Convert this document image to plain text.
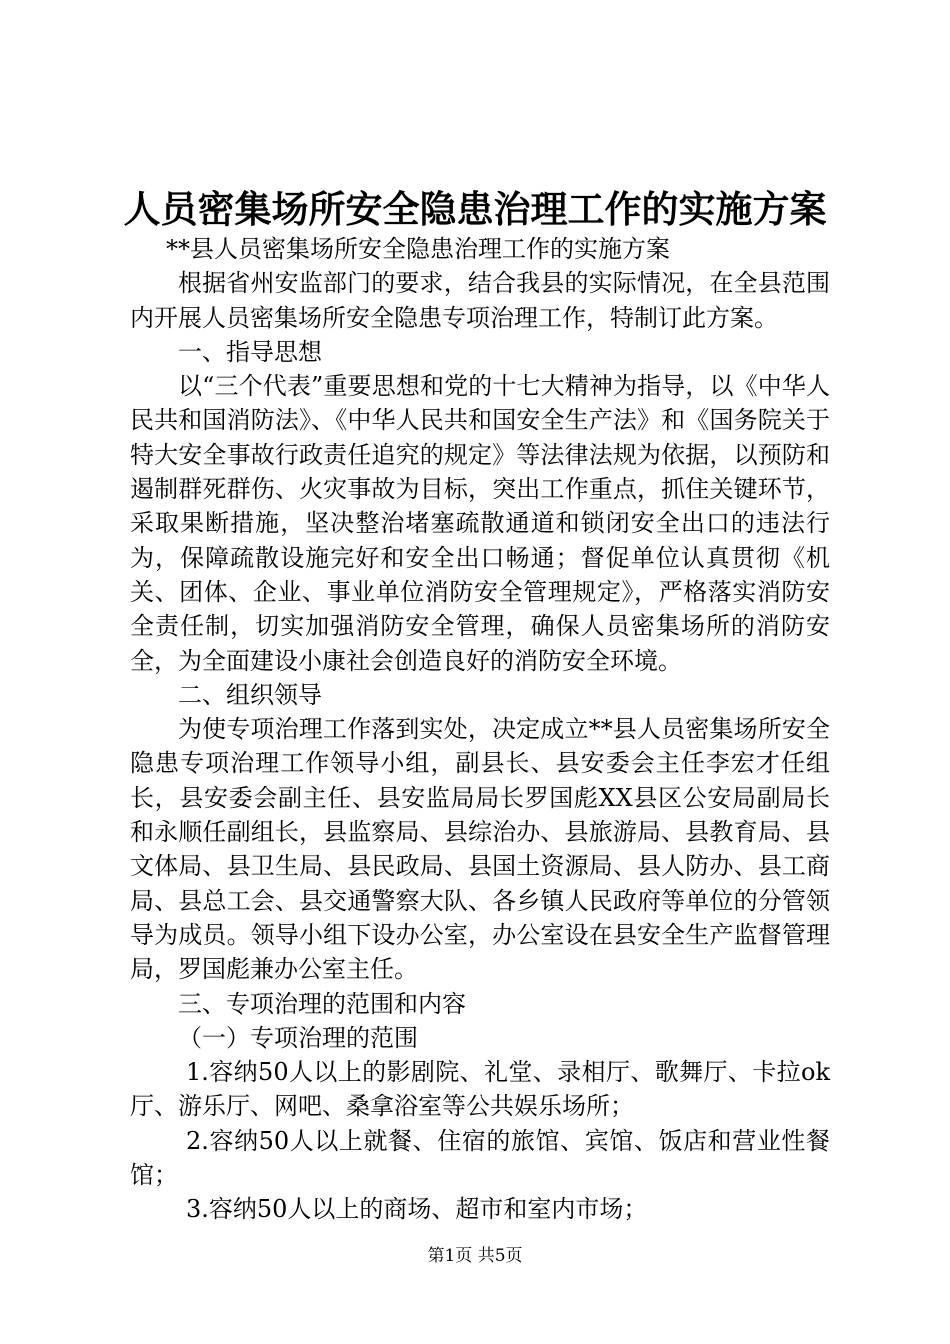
人员密集场所安全隐患治理工作的实施方案

**县人员密集场所安全隐患治理工作的实施方案

根据省州安监部门的要求，结合我县的实际情况，在全县范围内开展人员密集场所安全隐患专项治理工作，特制订此方案。

一、指导思想

以“三个代表”重要思想和党的十七大精神为指导，以《中华人民共和国消防法》、《中华人民共和国安全生产法》和《国务院关于特大安全事故行政责任追究的规定》等法律法规为依据，以预防和遏制群死群伤、火灾事故为目标，突出工作重点，抓住关键环节，采取果断措施，坚决整治堵塞疏散通道和锁闭安全出口的违法行为，保障疏散设施完好和安全出口畅通；督促单位认真贯彻《机关、团体、企业、事业单位消防安全管理规定》，严格落实消防安全责任制，切实加强消防安全管理，确保人员密集场所的消防安全，为全面建设小康社会创造良好的消防安全环境。

二、组织领导

为使专项治理工作落到实处，决定成立**县人员密集场所安全隐患专项治理工作领导小组，副县长、县安委会主任李宏才任组长，县安委会副主任、县安监局局长罗国彪XX县区公安局副局长和永顺任副组长，县监察局、县综治办、县旅游局、县教育局、县文体局、县卫生局、县民政局、县国土资源局、县人防办、县工商局、县总工会、县交通警察大队、各乡镇人民政府等单位的分管领导为成员。领导小组下设办公室，办公室设在县安全生产监督管理局，罗国彪兼办公室主任。

三、专项治理的范围和内容

（一）专项治理的范围

1.容纳50人以上的影剧院、礼堂、录相厅、歌舞厅、卡拉ok厅、游乐厅、网吧、桑拿浴室等公共娱乐场所；

2.容纳50人以上就餐、住宿的旅馆、宾馆、饭店和营业性餐馆；

3.容纳50人以上的商场、超市和室内市场；

第1页 共5页
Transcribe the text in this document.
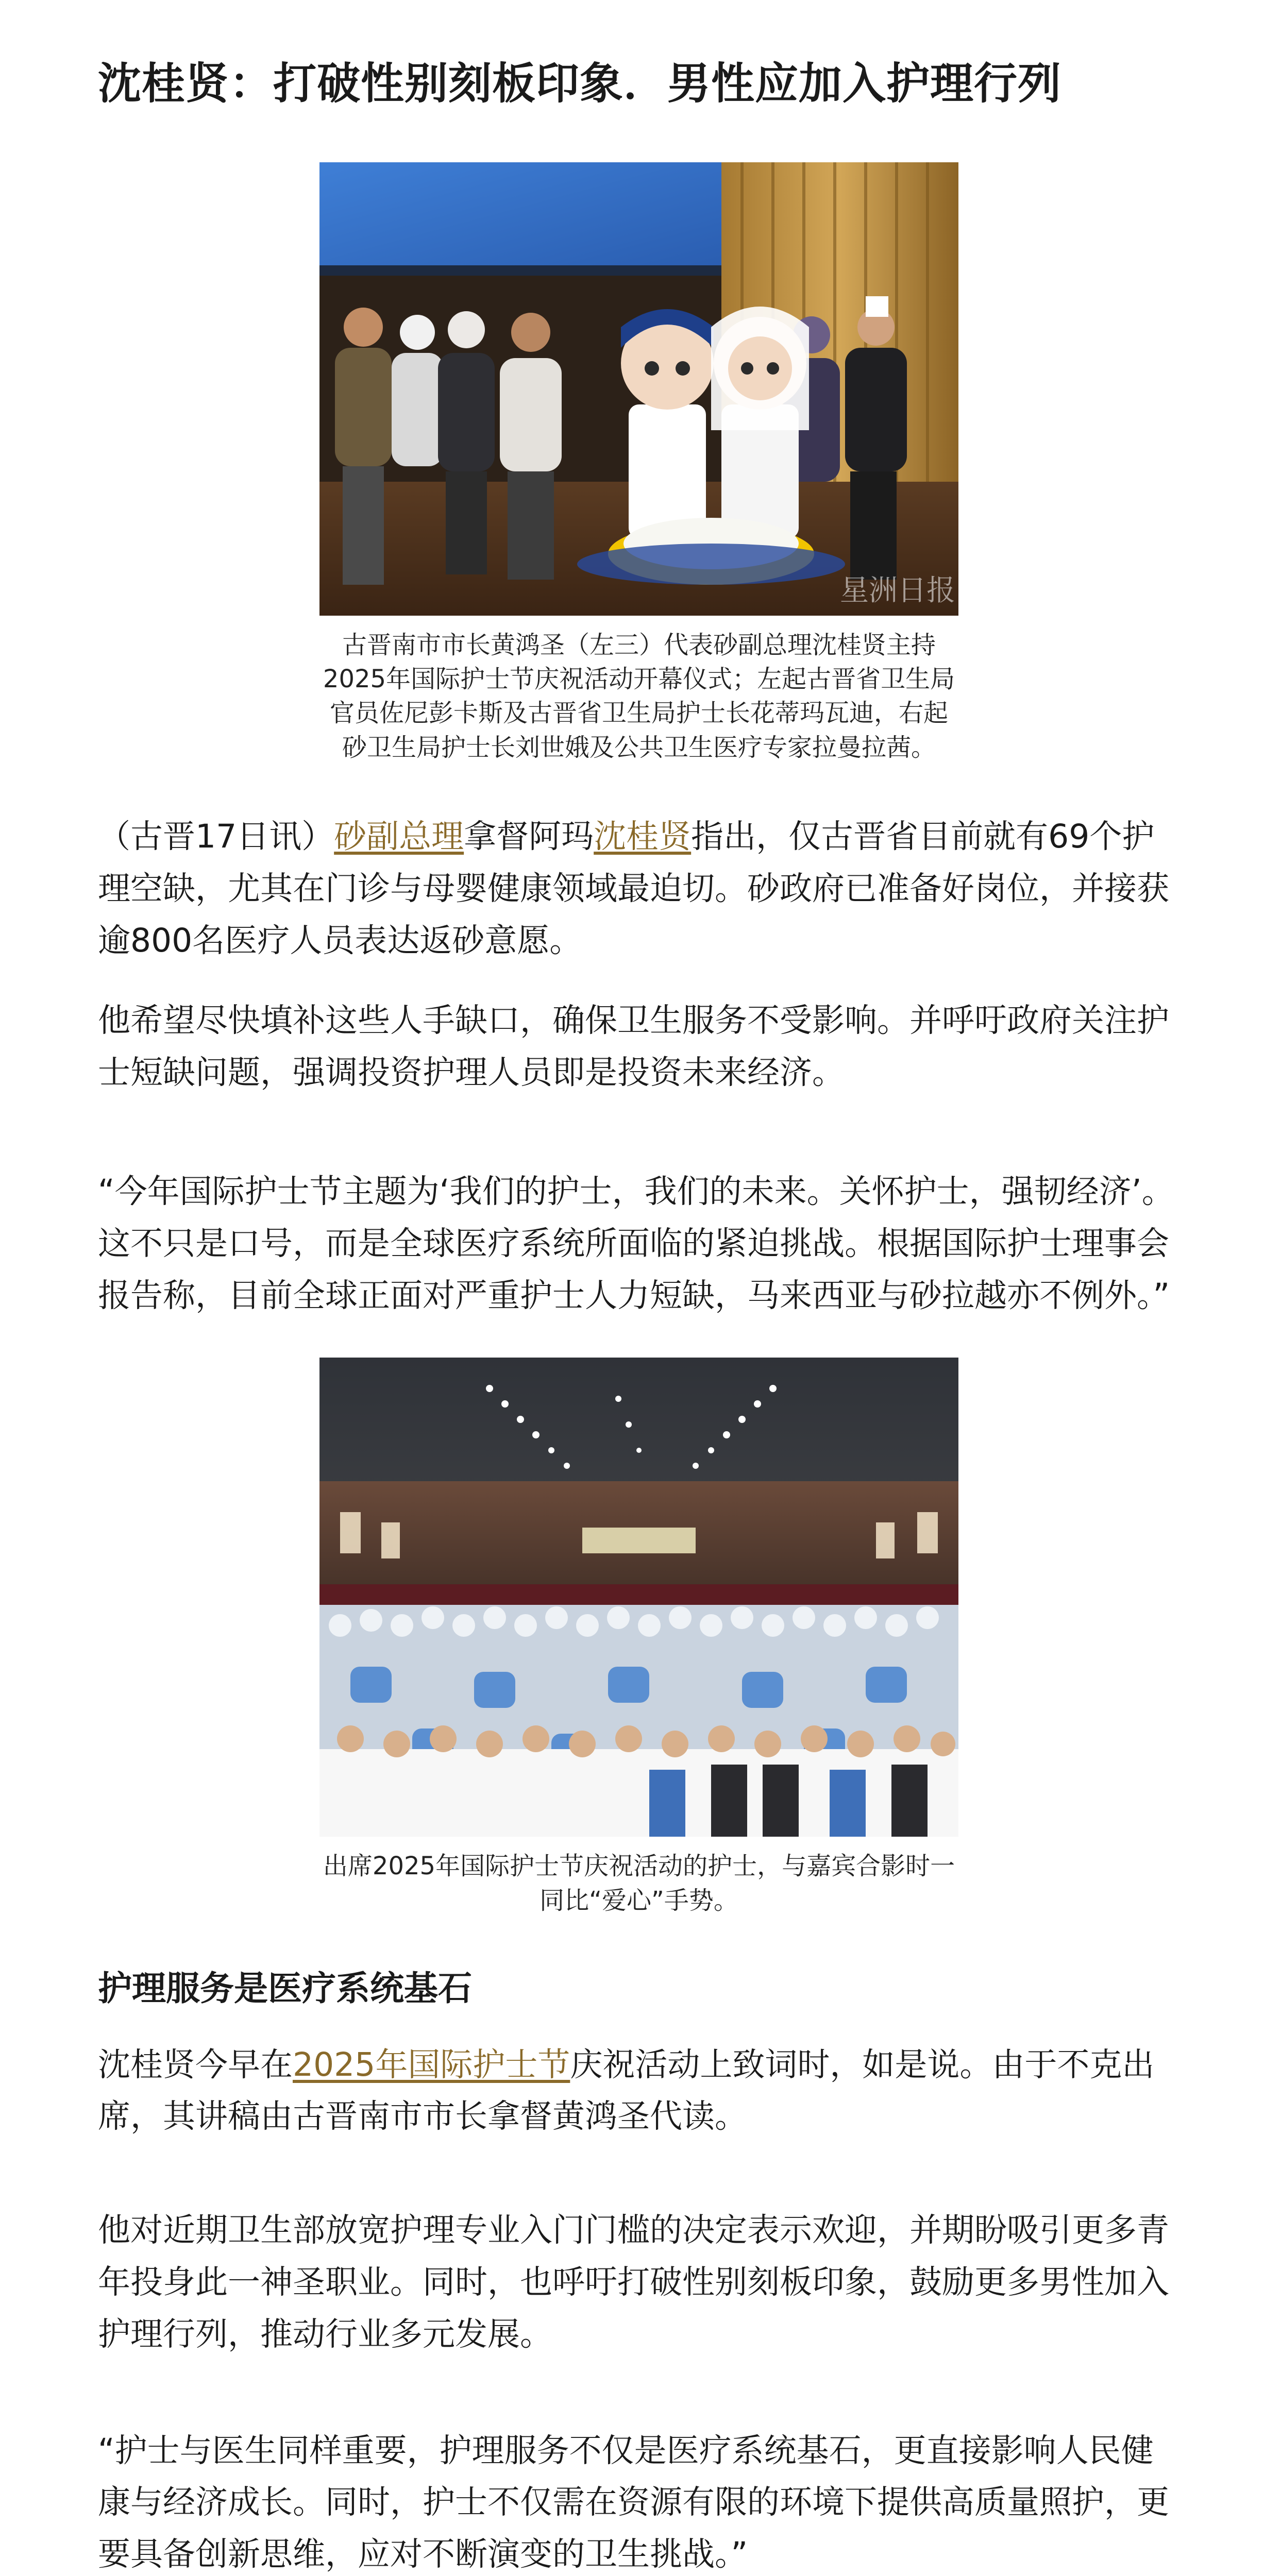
沈桂贤：打破性别刻板印象．男性应加入护理行列
星洲日报
古晋南市市长黄鸿圣（左三）代表砂副总理沈桂贤主持2025年国际护士节庆祝活动开幕仪式；左起古晋省卫生局官员佐尼彭卡斯及古晋省卫生局护士长花蒂玛瓦迪，右起砂卫生局护士长刘世娥及公共卫生医疗专家拉曼拉茜。

（古晋17日讯）砂副总理拿督阿玛沈桂贤指出，仅古晋省目前就有69个护理空缺，尤其在门诊与母婴健康领域最迫切。砂政府已准备好岗位，并接获逾800名医疗人员表达返砂意愿。

他希望尽快填补这些人手缺口，确保卫生服务不受影响。并呼吁政府关注护士短缺问题，强调投资护理人员即是投资未来经济。

“今年国际护士节主题为‘我们的护士，我们的未来。关怀护士，强韧经济’。这不只是口号，而是全球医疗系统所面临的紧迫挑战。根据国际护士理事会报告称，目前全球正面对严重护士人力短缺，马来西亚与砂拉越亦不例外。”

出席2025年国际护士节庆祝活动的护士，与嘉宾合影时一同比“爱心”手势。
护理服务是医疗系统基石

沈桂贤今早在2025年国际护士节庆祝活动上致词时，如是说。由于不克出席，其讲稿由古晋南市市长拿督黄鸿圣代读。

他对近期卫生部放宽护理专业入门门槛的决定表示欢迎，并期盼吸引更多青年投身此一神圣职业。同时，也呼吁打破性别刻板印象，鼓励更多男性加入护理行列，推动行业多元发展。

“护士与医生同样重要，护理服务不仅是医疗系统基石，更直接影响人民健康与经济成长。同时，护士不仅需在资源有限的环境下提供高质量照护，更要具备创新思维，应对不断演变的卫生挑战。”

• **WHAT TO PRODUCE**
Copy out all the data without changing anything, and drop the pictures.

• **OUTPUT OF THE TASK**
Convert this document image to plain text.
人员密集场所安全隐患治理工作的实施方案

**县人员密集场所安全隐患治理工作的实施方案

根据省州安监部门的要求，结合我县的实际情况，在全县范围内开展人员密集场所安全隐患专项治理工作，特制订此方案。

一、指导思想

以“三个代表”重要思想和党的十七大精神为指导，以《中华人民共和国消防法》、《中华人民共和国安全生产法》和《国务院关于特大安全事故行政责任追究的规定》等法律法规为依据，以预防和遏制群死群伤、火灾事故为目标，突出工作重点，抓住关键环节，采取果断措施，坚决整治堵塞疏散通道和锁闭安全出口的违法行为，保障疏散设施完好和安全出口畅通；督促单位认真贯彻《机关、团体、企业、事业单位消防安全管理规定》，严格落实消防安全责任制，切实加强消防安全管理，确保人员密集场所的消防安全，为全面建设小康社会创造良好的消防安全环境。

二、组织领导

为使专项治理工作落到实处，决定成立**县人员密集场所安全隐患专项治理工作领导小组，副县长、县安委会主任李宏才任组长，县安委会副主任、县安监局局长罗国彪XX县区公安局副局长和永顺任副组长，县监察局、县综治办、县旅游局、县教育局、县文体局、县卫生局、县民政局、县国土资源局、县人防办、县工商局、县总工会、县交通警察大队、各乡镇人民政府等单位的分管领导为成员。领导小组下设办公室，办公室设在县安全生产监督管理局，罗国彪兼办公室主任。

三、专项治理的范围和内容

（一）专项治理的范围

1.容纳50人以上的影剧院、礼堂、录相厅、歌舞厅、卡拉ok厅、游乐厅、网吧、桑拿浴室等公共娱乐场所；

2.容纳50人以上就餐、住宿的旅馆、宾馆、饭店和营业性餐馆；

3.容纳50人以上的商场、超市和室内市场；

第1页 共5页
Transcribe the text in this document.
沈桂贤：打破性别刻板印象．男性应加入护理行列
星洲日报
古晋南市市长黄鸿圣（左三）代表砂副总理沈桂贤主持2025年国际护士节庆祝活动开幕仪式；左起古晋省卫生局官员佐尼彭卡斯及古晋省卫生局护士长花蒂玛瓦迪，右起砂卫生局护士长刘世娥及公共卫生医疗专家拉曼拉茜。

（古晋17日讯）砂副总理拿督阿玛沈桂贤指出，仅古晋省目前就有69个护理空缺，尤其在门诊与母婴健康领域最迫切。砂政府已准备好岗位，并接获逾800名医疗人员表达返砂意愿。

他希望尽快填补这些人手缺口，确保卫生服务不受影响。并呼吁政府关注护士短缺问题，强调投资护理人员即是投资未来经济。

“今年国际护士节主题为‘我们的护士，我们的未来。关怀护士，强韧经济’。这不只是口号，而是全球医疗系统所面临的紧迫挑战。根据国际护士理事会报告称，目前全球正面对严重护士人力短缺，马来西亚与砂拉越亦不例外。”

出席2025年国际护士节庆祝活动的护士，与嘉宾合影时一同比“爱心”手势。
护理服务是医疗系统基石

沈桂贤今早在2025年国际护士节庆祝活动上致词时，如是说。由于不克出席，其讲稿由古晋南市市长拿督黄鸿圣代读。

他对近期卫生部放宽护理专业入门门槛的决定表示欢迎，并期盼吸引更多青年投身此一神圣职业。同时，也呼吁打破性别刻板印象，鼓励更多男性加入护理行列，推动行业多元发展。

“护士与医生同样重要，护理服务不仅是医疗系统基石，更直接影响人民健康与经济成长。同时，护士不仅需在资源有限的环境下提供高质量照护，更要具备创新思维，应对不断演变的卫生挑战。”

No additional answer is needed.